- _What to produce_: Repeat the entire listing exactly.

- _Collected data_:

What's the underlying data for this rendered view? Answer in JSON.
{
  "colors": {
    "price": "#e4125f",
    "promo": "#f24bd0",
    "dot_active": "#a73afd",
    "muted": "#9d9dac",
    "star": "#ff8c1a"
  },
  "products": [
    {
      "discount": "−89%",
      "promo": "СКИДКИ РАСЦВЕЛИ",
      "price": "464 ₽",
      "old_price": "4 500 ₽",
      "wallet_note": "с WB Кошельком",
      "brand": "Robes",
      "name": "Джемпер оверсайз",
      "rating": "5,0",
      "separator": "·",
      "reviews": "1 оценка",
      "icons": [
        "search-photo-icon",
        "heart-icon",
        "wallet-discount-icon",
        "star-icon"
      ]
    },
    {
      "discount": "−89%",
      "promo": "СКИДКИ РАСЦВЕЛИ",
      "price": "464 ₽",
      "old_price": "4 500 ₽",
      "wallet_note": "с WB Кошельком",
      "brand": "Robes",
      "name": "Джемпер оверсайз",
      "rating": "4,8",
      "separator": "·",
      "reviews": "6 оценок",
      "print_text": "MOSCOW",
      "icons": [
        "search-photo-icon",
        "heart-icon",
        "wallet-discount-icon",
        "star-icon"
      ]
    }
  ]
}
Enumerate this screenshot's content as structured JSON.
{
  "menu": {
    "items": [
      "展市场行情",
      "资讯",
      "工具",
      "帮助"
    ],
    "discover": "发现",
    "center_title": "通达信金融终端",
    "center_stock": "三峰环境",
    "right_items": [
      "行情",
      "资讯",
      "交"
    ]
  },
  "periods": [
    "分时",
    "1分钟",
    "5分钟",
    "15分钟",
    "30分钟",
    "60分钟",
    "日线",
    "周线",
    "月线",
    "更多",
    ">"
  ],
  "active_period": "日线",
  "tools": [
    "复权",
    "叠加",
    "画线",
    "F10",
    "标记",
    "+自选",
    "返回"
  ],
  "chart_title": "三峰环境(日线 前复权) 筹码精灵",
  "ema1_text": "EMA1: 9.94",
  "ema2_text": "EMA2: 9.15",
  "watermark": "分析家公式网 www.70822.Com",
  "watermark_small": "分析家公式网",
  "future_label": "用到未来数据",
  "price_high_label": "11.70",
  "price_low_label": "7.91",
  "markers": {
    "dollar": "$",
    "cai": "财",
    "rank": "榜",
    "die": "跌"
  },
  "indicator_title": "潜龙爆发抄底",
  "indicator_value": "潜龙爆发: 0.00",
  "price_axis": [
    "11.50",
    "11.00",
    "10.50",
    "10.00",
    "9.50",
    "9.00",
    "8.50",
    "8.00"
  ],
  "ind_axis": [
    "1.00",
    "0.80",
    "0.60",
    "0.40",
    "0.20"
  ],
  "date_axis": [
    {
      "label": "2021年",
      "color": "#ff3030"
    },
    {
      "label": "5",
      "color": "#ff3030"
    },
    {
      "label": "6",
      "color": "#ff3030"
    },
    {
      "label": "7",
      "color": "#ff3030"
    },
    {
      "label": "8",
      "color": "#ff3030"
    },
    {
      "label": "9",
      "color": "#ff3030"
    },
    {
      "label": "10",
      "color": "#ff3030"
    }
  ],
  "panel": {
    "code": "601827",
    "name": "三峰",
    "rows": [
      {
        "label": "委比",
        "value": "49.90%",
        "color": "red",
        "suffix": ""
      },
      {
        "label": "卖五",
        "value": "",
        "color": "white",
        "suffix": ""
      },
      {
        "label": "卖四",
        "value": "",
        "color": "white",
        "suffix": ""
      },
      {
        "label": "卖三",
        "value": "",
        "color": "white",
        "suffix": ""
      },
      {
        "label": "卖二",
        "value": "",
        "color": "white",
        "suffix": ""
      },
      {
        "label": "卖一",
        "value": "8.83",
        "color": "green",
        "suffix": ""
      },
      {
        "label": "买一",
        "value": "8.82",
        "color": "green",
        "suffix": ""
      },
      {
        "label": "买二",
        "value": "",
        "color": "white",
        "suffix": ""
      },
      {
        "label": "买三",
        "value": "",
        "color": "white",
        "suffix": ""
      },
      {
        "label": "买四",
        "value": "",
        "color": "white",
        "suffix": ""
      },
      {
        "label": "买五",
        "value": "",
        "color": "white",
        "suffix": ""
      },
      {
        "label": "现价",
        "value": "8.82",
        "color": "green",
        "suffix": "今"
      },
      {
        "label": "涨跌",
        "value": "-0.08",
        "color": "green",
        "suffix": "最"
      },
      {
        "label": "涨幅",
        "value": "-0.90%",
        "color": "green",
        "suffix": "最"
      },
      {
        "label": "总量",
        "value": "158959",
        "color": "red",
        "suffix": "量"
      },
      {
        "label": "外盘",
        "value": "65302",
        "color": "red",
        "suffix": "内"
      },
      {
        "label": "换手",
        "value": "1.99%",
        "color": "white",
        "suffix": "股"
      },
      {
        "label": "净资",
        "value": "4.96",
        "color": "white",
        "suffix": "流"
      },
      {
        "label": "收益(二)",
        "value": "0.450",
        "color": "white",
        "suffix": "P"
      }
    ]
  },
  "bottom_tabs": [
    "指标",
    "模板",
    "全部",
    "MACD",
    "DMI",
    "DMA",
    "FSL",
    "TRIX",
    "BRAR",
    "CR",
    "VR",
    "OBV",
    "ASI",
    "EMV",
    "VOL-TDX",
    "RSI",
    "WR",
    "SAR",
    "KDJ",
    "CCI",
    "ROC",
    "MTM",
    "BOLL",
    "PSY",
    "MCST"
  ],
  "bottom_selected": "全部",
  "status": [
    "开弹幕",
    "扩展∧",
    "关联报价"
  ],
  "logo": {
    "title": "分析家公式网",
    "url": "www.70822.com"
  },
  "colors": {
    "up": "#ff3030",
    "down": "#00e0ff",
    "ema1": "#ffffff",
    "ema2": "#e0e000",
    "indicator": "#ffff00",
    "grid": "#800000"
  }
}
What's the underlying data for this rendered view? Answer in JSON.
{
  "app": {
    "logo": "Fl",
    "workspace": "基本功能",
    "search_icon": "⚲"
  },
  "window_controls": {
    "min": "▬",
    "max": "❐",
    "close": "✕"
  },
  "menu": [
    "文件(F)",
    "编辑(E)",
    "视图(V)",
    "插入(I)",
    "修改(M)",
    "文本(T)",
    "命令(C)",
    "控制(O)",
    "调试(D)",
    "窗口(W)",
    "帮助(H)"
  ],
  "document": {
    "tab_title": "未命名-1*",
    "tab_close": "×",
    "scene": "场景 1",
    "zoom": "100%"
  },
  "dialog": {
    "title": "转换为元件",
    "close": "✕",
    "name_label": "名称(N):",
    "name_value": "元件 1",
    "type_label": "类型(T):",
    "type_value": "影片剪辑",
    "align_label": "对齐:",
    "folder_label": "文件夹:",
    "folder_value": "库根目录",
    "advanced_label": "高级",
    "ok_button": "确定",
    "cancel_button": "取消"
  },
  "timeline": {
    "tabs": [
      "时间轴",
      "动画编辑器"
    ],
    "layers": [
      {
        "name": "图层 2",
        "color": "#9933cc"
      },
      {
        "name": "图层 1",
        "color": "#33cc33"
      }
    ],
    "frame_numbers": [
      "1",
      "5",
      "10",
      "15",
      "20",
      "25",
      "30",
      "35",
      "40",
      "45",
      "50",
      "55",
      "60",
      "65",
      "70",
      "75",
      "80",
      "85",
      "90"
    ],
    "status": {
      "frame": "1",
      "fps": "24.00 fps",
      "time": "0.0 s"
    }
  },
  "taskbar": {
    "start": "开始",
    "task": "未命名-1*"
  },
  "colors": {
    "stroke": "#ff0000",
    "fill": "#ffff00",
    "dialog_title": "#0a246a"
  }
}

- _Response to the task_:
What's the underlying data for this rendered view? Answer in JSON.
{
  "colors": {
    "price": "#e4125f",
    "promo": "#f24bd0",
    "dot_active": "#a73afd",
    "muted": "#9d9dac",
    "star": "#ff8c1a"
  },
  "products": [
    {
      "discount": "−89%",
      "promo": "СКИДКИ РАСЦВЕЛИ",
      "price": "464 ₽",
      "old_price": "4 500 ₽",
      "wallet_note": "с WB Кошельком",
      "brand": "Robes",
      "name": "Джемпер оверсайз",
      "rating": "5,0",
      "separator": "·",
      "reviews": "1 оценка",
      "icons": [
        "search-photo-icon",
        "heart-icon",
        "wallet-discount-icon",
        "star-icon"
      ]
    },
    {
      "discount": "−89%",
      "promo": "СКИДКИ РАСЦВЕЛИ",
      "price": "464 ₽",
      "old_price": "4 500 ₽",
      "wallet_note": "с WB Кошельком",
      "brand": "Robes",
      "name": "Джемпер оверсайз",
      "rating": "4,8",
      "separator": "·",
      "reviews": "6 оценок",
      "print_text": "MOSCOW",
      "icons": [
        "search-photo-icon",
        "heart-icon",
        "wallet-discount-icon",
        "star-icon"
      ]
    }
  ]
}
Enumerate this screenshot's content as structured JSON.
{
  "menu": {
    "items": [
      "展市场行情",
      "资讯",
      "工具",
      "帮助"
    ],
    "discover": "发现",
    "center_title": "通达信金融终端",
    "center_stock": "三峰环境",
    "right_items": [
      "行情",
      "资讯",
      "交"
    ]
  },
  "periods": [
    "分时",
    "1分钟",
    "5分钟",
    "15分钟",
    "30分钟",
    "60分钟",
    "日线",
    "周线",
    "月线",
    "更多",
    ">"
  ],
  "active_period": "日线",
  "tools": [
    "复权",
    "叠加",
    "画线",
    "F10",
    "标记",
    "+自选",
    "返回"
  ],
  "chart_title": "三峰环境(日线 前复权) 筹码精灵",
  "ema1_text": "EMA1: 9.94",
  "ema2_text": "EMA2: 9.15",
  "watermark": "分析家公式网 www.70822.Com",
  "watermark_small": "分析家公式网",
  "future_label": "用到未来数据",
  "price_high_label": "11.70",
  "price_low_label": "7.91",
  "markers": {
    "dollar": "$",
    "cai": "财",
    "rank": "榜",
    "die": "跌"
  },
  "indicator_title": "潜龙爆发抄底",
  "indicator_value": "潜龙爆发: 0.00",
  "price_axis": [
    "11.50",
    "11.00",
    "10.50",
    "10.00",
    "9.50",
    "9.00",
    "8.50",
    "8.00"
  ],
  "ind_axis": [
    "1.00",
    "0.80",
    "0.60",
    "0.40",
    "0.20"
  ],
  "date_axis": [
    {
      "label": "2021年",
      "color": "#ff3030"
    },
    {
      "label": "5",
      "color": "#ff3030"
    },
    {
      "label": "6",
      "color": "#ff3030"
    },
    {
      "label": "7",
      "color": "#ff3030"
    },
    {
      "label": "8",
      "color": "#ff3030"
    },
    {
      "label": "9",
      "color": "#ff3030"
    },
    {
      "label": "10",
      "color": "#ff3030"
    }
  ],
  "panel": {
    "code": "601827",
    "name": "三峰",
    "rows": [
      {
        "label": "委比",
        "value": "49.90%",
        "color": "red",
        "suffix": ""
      },
      {
        "label": "卖五",
        "value": "",
        "color": "white",
        "suffix": ""
      },
      {
        "label": "卖四",
        "value": "",
        "color": "white",
        "suffix": ""
      },
      {
        "label": "卖三",
        "value": "",
        "color": "white",
        "suffix": ""
      },
      {
        "label": "卖二",
        "value": "",
        "color": "white",
        "suffix": ""
      },
      {
        "label": "卖一",
        "value": "8.83",
        "color": "green",
        "suffix": ""
      },
      {
        "label": "买一",
        "value": "8.82",
        "color": "green",
        "suffix": ""
      },
      {
        "label": "买二",
        "value": "",
        "color": "white",
        "suffix": ""
      },
      {
        "label": "买三",
        "value": "",
        "color": "white",
        "suffix": ""
      },
      {
        "label": "买四",
        "value": "",
        "color": "white",
        "suffix": ""
      },
      {
        "label": "买五",
        "value": "",
        "color": "white",
        "suffix": ""
      },
      {
        "label": "现价",
        "value": "8.82",
        "color": "green",
        "suffix": "今"
      },
      {
        "label": "涨跌",
        "value": "-0.08",
        "color": "green",
        "suffix": "最"
      },
      {
        "label": "涨幅",
        "value": "-0.90%",
        "color": "green",
        "suffix": "最"
      },
      {
        "label": "总量",
        "value": "158959",
        "color": "red",
        "suffix": "量"
      },
      {
        "label": "外盘",
        "value": "65302",
        "color": "red",
        "suffix": "内"
      },
      {
        "label": "换手",
        "value": "1.99%",
        "color": "white",
        "suffix": "股"
      },
      {
        "label": "净资",
        "value": "4.96",
        "color": "white",
        "suffix": "流"
      },
      {
        "label": "收益(二)",
        "value": "0.450",
        "color": "white",
        "suffix": "P"
      }
    ]
  },
  "bottom_tabs": [
    "指标",
    "模板",
    "全部",
    "MACD",
    "DMI",
    "DMA",
    "FSL",
    "TRIX",
    "BRAR",
    "CR",
    "VR",
    "OBV",
    "ASI",
    "EMV",
    "VOL-TDX",
    "RSI",
    "WR",
    "SAR",
    "KDJ",
    "CCI",
    "ROC",
    "MTM",
    "BOLL",
    "PSY",
    "MCST"
  ],
  "bottom_selected": "全部",
  "status": [
    "开弹幕",
    "扩展∧",
    "关联报价"
  ],
  "logo": {
    "title": "分析家公式网",
    "url": "www.70822.com"
  },
  "colors": {
    "up": "#ff3030",
    "down": "#00e0ff",
    "ema1": "#ffffff",
    "ema2": "#e0e000",
    "indicator": "#ffff00",
    "grid": "#800000"
  }
}
What's the underlying data for this rendered view? Answer in JSON.
{
  "app": {
    "logo": "Fl",
    "workspace": "基本功能",
    "search_icon": "⚲"
  },
  "window_controls": {
    "min": "▬",
    "max": "❐",
    "close": "✕"
  },
  "menu": [
    "文件(F)",
    "编辑(E)",
    "视图(V)",
    "插入(I)",
    "修改(M)",
    "文本(T)",
    "命令(C)",
    "控制(O)",
    "调试(D)",
    "窗口(W)",
    "帮助(H)"
  ],
  "document": {
    "tab_title": "未命名-1*",
    "tab_close": "×",
    "scene": "场景 1",
    "zoom": "100%"
  },
  "dialog": {
    "title": "转换为元件",
    "close": "✕",
    "name_label": "名称(N):",
    "name_value": "元件 1",
    "type_label": "类型(T):",
    "type_value": "影片剪辑",
    "align_label": "对齐:",
    "folder_label": "文件夹:",
    "folder_value": "库根目录",
    "advanced_label": "高级",
    "ok_button": "确定",
    "cancel_button": "取消"
  },
  "timeline": {
    "tabs": [
      "时间轴",
      "动画编辑器"
    ],
    "layers": [
      {
        "name": "图层 2",
        "color": "#9933cc"
      },
      {
        "name": "图层 1",
        "color": "#33cc33"
      }
    ],
    "frame_numbers": [
      "1",
      "5",
      "10",
      "15",
      "20",
      "25",
      "30",
      "35",
      "40",
      "45",
      "50",
      "55",
      "60",
      "65",
      "70",
      "75",
      "80",
      "85",
      "90"
    ],
    "status": {
      "frame": "1",
      "fps": "24.00 fps",
      "time": "0.0 s"
    }
  },
  "taskbar": {
    "start": "开始",
    "task": "未命名-1*"
  },
  "colors": {
    "stroke": "#ff0000",
    "fill": "#ffff00",
    "dialog_title": "#0a246a"
  }
}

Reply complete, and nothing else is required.